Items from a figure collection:
★ ★ ★

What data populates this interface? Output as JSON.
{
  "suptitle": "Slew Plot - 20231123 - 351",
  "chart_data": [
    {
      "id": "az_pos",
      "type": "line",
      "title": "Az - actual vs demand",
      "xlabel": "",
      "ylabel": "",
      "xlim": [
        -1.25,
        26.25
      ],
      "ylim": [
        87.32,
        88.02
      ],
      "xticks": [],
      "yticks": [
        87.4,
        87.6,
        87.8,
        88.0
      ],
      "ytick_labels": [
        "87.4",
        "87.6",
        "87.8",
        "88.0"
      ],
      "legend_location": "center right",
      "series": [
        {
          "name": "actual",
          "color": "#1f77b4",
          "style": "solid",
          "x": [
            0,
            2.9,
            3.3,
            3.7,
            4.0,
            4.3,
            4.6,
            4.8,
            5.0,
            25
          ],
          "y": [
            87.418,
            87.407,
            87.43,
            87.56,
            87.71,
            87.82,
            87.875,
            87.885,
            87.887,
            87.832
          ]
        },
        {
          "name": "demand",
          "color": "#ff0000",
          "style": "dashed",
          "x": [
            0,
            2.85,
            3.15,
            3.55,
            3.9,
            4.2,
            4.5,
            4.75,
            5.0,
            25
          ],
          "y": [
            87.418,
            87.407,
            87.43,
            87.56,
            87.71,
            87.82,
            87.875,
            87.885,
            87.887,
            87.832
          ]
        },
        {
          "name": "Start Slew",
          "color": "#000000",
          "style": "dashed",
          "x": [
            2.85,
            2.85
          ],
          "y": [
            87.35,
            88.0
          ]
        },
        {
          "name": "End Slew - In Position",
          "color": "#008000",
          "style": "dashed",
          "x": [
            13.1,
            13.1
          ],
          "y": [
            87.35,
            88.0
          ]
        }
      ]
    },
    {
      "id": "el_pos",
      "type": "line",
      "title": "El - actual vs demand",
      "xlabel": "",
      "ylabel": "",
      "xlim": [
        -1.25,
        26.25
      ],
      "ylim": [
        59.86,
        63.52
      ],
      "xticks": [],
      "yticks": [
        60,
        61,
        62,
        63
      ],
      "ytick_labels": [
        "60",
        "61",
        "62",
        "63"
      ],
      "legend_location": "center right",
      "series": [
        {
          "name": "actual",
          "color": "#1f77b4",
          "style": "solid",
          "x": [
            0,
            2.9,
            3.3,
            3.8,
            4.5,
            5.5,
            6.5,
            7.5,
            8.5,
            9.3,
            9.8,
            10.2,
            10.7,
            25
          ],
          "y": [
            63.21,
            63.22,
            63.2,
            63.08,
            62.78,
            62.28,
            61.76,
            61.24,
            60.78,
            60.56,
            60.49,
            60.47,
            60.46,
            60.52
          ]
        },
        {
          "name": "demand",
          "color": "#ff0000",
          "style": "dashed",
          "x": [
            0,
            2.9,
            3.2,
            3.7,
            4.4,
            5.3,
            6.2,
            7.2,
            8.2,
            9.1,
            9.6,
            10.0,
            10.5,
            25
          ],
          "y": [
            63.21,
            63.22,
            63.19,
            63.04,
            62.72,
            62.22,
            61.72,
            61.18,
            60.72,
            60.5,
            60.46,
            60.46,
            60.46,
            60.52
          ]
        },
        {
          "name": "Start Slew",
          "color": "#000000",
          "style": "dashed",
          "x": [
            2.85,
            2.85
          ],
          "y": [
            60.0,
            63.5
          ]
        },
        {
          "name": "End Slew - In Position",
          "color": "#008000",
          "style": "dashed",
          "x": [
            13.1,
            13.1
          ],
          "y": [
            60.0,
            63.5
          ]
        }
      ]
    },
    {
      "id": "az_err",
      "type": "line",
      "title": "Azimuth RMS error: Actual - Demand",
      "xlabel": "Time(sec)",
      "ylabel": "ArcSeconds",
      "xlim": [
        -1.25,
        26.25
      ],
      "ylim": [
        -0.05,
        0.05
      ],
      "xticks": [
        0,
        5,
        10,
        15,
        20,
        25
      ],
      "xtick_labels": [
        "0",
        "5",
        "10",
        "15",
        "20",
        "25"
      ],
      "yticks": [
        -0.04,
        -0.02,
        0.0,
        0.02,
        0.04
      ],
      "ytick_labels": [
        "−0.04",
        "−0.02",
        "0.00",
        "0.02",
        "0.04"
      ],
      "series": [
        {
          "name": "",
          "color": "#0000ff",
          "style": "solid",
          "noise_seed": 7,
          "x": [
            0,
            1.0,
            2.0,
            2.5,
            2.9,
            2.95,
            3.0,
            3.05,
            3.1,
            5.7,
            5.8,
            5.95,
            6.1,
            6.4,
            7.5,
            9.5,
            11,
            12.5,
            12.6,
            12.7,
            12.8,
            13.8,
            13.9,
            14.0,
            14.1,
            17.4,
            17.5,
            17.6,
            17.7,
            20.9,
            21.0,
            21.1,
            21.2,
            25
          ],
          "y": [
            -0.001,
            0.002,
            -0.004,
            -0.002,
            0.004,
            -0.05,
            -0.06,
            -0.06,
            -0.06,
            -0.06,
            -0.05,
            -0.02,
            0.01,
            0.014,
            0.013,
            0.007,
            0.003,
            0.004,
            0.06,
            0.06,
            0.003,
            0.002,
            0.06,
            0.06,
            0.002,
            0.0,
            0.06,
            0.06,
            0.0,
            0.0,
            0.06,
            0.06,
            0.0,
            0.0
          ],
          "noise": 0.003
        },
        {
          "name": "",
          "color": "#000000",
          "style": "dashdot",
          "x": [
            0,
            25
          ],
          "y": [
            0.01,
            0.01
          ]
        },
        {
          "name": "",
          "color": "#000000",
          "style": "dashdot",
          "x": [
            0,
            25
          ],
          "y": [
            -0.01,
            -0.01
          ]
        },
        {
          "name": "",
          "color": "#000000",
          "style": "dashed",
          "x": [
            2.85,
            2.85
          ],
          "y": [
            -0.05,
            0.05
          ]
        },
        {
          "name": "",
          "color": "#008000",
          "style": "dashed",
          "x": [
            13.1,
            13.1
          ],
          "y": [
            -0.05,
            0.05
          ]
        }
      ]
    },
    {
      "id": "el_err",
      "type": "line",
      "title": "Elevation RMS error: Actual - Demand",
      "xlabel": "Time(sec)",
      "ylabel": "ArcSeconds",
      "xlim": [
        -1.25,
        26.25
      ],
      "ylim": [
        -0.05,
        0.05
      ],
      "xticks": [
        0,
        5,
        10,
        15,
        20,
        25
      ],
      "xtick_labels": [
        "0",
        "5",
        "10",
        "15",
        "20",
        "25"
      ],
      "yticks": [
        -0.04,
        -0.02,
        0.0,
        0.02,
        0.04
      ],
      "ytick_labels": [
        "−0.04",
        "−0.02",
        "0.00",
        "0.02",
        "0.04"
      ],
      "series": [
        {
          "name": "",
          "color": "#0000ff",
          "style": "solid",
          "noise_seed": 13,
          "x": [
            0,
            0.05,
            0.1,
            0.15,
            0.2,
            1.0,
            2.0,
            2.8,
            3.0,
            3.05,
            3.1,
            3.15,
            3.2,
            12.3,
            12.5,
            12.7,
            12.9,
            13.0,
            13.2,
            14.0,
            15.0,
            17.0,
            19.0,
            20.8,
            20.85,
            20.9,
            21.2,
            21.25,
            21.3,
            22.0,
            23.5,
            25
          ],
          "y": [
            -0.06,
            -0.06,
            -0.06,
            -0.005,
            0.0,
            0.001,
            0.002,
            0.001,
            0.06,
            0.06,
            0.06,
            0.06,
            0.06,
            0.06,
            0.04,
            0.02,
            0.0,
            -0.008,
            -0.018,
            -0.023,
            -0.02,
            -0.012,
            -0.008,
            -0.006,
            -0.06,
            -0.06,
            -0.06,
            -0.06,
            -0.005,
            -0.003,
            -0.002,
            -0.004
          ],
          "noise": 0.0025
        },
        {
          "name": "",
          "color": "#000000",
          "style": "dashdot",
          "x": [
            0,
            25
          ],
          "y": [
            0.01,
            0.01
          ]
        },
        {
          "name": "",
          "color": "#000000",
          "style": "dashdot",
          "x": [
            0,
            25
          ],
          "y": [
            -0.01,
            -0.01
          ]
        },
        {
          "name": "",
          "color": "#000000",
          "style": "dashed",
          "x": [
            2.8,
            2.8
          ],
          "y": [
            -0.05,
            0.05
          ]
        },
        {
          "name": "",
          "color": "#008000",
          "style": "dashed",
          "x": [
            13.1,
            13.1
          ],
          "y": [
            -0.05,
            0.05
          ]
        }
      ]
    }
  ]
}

★ ★ ★

__EXERCISE GOAL__
Determine how many lines in the records contain "error", and reply with the number only.

__FINISHED EXERCISE__
2